*WORK TO DO*: Write out the rows from the start through the line that contains "bar: [381, 256, 405, 381]" again, swapping every "bar" for "column" and leaving everything else as it is.
-- START SUPPLIED INFORMATION --
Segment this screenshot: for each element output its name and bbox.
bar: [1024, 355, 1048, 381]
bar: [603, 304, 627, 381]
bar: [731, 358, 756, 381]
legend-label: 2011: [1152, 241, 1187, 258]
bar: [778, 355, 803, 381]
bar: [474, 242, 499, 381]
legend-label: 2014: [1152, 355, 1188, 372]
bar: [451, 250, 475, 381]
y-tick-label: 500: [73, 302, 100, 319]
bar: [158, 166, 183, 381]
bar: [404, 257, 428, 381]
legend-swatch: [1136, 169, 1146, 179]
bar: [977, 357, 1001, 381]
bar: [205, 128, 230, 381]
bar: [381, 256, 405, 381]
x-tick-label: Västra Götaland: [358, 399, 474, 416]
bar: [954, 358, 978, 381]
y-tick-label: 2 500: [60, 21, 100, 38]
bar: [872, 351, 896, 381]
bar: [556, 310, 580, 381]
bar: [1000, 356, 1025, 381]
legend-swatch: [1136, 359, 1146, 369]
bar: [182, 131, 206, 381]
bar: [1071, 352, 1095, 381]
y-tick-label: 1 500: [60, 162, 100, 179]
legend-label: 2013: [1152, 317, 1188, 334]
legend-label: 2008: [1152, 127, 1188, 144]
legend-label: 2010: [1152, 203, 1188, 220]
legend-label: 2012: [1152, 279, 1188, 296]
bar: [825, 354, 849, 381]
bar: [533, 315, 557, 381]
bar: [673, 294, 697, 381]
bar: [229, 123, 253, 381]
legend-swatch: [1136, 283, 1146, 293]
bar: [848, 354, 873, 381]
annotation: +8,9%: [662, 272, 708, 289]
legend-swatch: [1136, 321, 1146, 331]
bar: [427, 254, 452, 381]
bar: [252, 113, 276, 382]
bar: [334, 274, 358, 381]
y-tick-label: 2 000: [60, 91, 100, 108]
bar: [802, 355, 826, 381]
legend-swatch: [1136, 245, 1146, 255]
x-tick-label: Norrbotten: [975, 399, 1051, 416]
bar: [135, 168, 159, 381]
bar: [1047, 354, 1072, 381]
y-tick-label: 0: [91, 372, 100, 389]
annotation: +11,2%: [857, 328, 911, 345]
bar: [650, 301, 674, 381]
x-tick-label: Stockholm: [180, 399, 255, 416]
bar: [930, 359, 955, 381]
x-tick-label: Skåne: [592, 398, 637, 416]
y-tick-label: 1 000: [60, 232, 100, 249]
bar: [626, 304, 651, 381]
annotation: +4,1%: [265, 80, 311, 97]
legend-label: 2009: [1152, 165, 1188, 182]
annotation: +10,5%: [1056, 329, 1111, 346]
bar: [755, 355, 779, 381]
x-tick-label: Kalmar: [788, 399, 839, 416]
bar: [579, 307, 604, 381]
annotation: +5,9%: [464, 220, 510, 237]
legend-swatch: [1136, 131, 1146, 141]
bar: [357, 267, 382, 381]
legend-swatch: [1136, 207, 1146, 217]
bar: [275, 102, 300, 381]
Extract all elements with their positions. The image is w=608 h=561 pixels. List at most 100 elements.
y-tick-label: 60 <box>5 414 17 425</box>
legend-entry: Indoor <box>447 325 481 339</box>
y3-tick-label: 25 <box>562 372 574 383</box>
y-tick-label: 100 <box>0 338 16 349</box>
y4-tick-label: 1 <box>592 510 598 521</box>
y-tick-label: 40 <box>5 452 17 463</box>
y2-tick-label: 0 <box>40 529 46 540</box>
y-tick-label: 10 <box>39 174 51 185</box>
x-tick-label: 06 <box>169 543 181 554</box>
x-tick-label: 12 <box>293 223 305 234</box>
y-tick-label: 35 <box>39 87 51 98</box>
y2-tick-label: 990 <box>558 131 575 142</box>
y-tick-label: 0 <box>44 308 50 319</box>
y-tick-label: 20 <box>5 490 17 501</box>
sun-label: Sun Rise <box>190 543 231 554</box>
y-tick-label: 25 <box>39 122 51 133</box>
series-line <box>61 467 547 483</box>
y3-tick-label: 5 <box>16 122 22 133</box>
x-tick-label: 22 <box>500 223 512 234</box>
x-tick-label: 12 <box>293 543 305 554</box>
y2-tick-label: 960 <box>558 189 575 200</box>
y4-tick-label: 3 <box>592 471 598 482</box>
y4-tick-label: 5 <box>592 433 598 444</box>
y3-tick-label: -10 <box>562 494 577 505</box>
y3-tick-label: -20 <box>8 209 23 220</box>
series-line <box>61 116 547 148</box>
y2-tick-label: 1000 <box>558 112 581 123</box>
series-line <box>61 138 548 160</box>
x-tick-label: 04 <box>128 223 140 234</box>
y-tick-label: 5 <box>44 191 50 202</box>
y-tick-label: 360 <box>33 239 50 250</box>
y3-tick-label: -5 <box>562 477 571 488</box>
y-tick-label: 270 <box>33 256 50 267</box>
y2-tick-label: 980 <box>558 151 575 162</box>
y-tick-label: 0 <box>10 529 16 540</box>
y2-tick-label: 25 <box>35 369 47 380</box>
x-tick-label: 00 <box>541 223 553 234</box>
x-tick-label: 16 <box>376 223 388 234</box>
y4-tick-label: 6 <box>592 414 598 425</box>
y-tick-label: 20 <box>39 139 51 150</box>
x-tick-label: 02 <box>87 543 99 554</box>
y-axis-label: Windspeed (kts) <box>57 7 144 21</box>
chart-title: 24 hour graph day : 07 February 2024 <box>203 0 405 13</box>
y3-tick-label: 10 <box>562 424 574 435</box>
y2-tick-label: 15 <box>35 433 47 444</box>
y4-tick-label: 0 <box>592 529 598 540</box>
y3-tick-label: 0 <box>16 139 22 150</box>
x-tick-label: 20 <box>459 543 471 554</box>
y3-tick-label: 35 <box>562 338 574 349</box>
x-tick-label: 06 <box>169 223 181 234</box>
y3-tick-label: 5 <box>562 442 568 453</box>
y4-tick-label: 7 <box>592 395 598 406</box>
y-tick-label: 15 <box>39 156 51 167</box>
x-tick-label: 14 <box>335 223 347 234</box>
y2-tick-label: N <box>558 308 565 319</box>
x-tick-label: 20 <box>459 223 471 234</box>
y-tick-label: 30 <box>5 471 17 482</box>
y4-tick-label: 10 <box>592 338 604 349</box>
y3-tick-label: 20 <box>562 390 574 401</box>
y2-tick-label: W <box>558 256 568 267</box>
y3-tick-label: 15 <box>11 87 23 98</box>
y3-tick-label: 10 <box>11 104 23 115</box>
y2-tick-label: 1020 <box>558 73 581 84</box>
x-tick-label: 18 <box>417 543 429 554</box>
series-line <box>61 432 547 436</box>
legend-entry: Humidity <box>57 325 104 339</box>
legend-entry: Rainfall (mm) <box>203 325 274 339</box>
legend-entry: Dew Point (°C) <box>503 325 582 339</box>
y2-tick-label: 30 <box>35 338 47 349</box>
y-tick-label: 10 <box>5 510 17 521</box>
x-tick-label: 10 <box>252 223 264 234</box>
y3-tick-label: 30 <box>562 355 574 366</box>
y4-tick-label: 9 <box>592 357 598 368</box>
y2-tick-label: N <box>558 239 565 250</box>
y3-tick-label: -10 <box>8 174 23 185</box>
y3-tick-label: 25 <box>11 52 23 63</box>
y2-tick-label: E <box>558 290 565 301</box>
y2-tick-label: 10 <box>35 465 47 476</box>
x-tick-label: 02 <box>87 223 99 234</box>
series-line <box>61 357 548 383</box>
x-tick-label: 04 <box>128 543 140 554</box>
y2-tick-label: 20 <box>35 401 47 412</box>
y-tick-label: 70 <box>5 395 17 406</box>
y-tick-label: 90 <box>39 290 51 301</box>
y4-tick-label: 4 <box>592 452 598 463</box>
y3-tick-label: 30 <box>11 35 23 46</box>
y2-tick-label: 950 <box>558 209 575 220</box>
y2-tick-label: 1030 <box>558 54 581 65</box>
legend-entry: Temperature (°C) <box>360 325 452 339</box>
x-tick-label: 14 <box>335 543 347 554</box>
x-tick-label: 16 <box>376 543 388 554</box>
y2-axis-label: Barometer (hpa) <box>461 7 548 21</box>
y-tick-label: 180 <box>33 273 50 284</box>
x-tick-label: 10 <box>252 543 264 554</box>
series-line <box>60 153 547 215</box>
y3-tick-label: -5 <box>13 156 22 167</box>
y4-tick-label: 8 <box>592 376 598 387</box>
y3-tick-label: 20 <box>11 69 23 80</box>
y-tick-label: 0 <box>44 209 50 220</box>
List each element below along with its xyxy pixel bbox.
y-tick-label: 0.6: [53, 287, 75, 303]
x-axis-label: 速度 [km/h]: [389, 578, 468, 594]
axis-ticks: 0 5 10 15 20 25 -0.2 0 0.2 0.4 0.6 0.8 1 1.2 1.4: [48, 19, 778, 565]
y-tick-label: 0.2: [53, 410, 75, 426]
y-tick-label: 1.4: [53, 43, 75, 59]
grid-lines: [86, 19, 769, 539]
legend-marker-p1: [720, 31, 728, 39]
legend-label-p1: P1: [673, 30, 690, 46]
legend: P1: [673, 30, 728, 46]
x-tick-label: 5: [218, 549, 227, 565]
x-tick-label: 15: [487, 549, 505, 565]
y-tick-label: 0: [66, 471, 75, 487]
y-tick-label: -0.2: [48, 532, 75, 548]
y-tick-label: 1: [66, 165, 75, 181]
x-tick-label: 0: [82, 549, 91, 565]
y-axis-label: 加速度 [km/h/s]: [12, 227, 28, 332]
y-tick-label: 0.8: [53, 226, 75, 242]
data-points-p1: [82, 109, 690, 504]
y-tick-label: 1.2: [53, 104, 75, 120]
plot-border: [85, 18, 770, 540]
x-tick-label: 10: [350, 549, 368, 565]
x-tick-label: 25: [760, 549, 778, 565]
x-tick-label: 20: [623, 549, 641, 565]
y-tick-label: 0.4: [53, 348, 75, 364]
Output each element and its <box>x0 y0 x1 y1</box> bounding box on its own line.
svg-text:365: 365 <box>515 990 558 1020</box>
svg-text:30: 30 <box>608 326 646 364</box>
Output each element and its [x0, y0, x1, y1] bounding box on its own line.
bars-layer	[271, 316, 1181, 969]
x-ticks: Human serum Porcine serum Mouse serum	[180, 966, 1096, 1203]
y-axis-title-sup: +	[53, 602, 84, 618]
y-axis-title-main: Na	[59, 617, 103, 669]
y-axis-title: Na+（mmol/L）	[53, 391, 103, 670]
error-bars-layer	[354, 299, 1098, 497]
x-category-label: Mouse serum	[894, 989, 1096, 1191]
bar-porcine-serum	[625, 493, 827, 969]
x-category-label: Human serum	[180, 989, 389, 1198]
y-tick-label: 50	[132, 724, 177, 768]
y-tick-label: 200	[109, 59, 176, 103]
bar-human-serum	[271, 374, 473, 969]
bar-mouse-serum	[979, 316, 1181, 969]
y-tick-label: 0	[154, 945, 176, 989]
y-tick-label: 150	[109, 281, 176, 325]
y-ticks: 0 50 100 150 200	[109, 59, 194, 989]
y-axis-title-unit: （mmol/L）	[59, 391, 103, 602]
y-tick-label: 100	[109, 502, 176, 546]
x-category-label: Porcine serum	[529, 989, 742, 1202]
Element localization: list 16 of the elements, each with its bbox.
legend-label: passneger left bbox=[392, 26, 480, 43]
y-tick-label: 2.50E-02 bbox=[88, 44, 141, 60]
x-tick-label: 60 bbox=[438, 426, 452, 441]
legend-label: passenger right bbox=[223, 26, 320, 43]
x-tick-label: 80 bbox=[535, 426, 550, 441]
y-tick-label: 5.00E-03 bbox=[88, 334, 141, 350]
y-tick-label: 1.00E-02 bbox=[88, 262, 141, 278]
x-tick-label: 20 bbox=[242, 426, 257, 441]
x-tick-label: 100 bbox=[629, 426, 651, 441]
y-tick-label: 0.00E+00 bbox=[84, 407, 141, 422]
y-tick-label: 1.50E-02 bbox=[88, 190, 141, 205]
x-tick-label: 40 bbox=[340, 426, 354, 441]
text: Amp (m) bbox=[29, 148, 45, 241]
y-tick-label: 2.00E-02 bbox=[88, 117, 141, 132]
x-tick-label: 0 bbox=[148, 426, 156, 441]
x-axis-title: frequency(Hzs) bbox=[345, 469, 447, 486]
-- END SUPPLIED INFORMATION --
*RESPONSE*:
Segment this screenshot: for each element output its name and bbox.
column: [1024, 355, 1048, 381]
column: [603, 304, 627, 381]
column: [731, 358, 756, 381]
legend-label: 2011: [1152, 241, 1187, 258]
column: [778, 355, 803, 381]
column: [474, 242, 499, 381]
legend-label: 2014: [1152, 355, 1188, 372]
column: [451, 250, 475, 381]
y-tick-label: 500: [73, 302, 100, 319]
column: [158, 166, 183, 381]
column: [404, 257, 428, 381]
legend-swatch: [1136, 169, 1146, 179]
column: [977, 357, 1001, 381]
column: [205, 128, 230, 381]
column: [381, 256, 405, 381]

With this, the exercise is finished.